La construcción de un héroe


Ernesto Antonio Pacheco Cáceres — Contrapunto Consultores

La política necesita héroes, personajes capaces de hacerle sentir a la gente que alguien está dispuesto a pelear por ellos, incluso cuando todo parece perdido.

La pregunta que vale la pena hacerse no es sencilla:

¿Carlos Manzo realmente tenía la capacidad para cambiar el mundo en el que vivimos… o simplemente entendió cómo activar las emociones correctas para convertirse en un político relevante?

Porque si algo dejó claro su crecimiento político, es que comprendió un secreto que muchos todavía ignoran: la gente no sigue solamente propuestas, sigue símbolos, emociones y causas. Y en un estado donde los políticos han dejado de emocionar, alguien entendió cómo construir esperanza desde el conflicto.

Si observamos a los políticos más importantes de Michoacán, difícilmente encontraremos figuras capaces de generar identidad emocional con la ciudadanía. Hablan de “causas”, de programas, de gestión, de cifras… pero pocas veces logran despertar algo más profundo: la sensación de que alguien está dispuesto a enfrentar el problema que les arrebata la tranquilidad.

Carlos Manzo entendió eso.

Entendió que toda gran narrativa política necesita un enemigo enorme que represente el miedo colectivo.

Como en las grandes historias, necesitaba existir un “Guasón” para construir un “Batman”.

▸ Actividad 1
Enumera, por favor, aquello de lo que hablan los políticos de Michoacán según el artículo sobre Carlos Manzo.
▸ Actividad 2
Escribe la continuación del artículo sobre Carlos Manzo a partir de su última oración.

[Entradas de datos almacenados]
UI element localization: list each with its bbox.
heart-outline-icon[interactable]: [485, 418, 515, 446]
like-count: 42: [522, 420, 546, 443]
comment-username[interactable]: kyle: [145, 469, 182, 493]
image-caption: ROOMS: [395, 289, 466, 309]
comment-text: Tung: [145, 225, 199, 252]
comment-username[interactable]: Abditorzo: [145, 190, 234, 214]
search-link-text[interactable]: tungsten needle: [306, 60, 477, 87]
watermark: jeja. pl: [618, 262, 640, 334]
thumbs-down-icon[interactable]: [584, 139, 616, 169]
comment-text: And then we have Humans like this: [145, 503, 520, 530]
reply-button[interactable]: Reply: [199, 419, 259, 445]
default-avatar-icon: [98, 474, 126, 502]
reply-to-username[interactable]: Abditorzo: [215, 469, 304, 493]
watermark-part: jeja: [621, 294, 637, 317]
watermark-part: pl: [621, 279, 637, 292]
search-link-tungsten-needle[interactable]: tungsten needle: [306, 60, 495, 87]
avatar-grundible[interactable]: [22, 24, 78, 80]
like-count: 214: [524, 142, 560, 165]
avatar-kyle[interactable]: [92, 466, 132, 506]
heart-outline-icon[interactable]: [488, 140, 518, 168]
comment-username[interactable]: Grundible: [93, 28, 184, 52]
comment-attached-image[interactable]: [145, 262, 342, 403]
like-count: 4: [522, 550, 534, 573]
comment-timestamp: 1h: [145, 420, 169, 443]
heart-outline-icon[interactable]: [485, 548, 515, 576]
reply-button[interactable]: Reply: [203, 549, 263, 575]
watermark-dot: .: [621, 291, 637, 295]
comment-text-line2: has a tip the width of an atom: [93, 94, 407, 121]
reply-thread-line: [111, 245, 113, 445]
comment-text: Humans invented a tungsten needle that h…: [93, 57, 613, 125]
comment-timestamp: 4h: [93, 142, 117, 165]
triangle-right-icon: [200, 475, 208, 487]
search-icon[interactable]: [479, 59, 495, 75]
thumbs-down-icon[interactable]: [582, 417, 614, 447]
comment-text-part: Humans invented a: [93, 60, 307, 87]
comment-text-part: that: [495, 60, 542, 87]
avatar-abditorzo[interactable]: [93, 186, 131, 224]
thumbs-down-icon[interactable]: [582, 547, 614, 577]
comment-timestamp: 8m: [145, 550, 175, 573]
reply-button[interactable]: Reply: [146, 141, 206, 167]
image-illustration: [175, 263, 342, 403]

▸ Respuesta 1
- causas
- programas
- gestión
- cifras

▸ Respuesta 2
La violencia, la inseguridad y el abandono se convirtieron en ese gran antagonista. Y frente a ello apareció un personaje dispuesto a decir algo que millones de personas necesitaban escuchar:

“No tengo miedo. Los voy a cuidar. Vamos a defender al pueblo, cueste lo que cueste.”

Y entonces ocurrió algo poderoso: dejó de ser solamente un político y comenzó a convertirse en un símbolo.

Porque los héroes políticos no nacen únicamente de su capacidad de gobernar. Nacen de su capacidad para representar emocionalmente una lucha colectiva.

Ese es el verdadero secreto de muchos liderazgos modernos.

La gente no siempre sigue al más preparado. Muchas veces sigue al que parece más decidido. Al que transmite valentía. Al que habla como si estuviera dispuesto a sacrificarse por una causa.

Muchos actores políticos siguen sin entender nada de esto. Continúan comunicando logros mientras la ciudadanía vive miedo, enojo e incertidumbre. Siguen hablando de lo que hicieron mientras la gente solo quiere saber quién está dispuesto a quedarse cuando todo se complica.

En tiempos de crisis, los pueblos terminan buscando héroes. Siempre lo han hecho.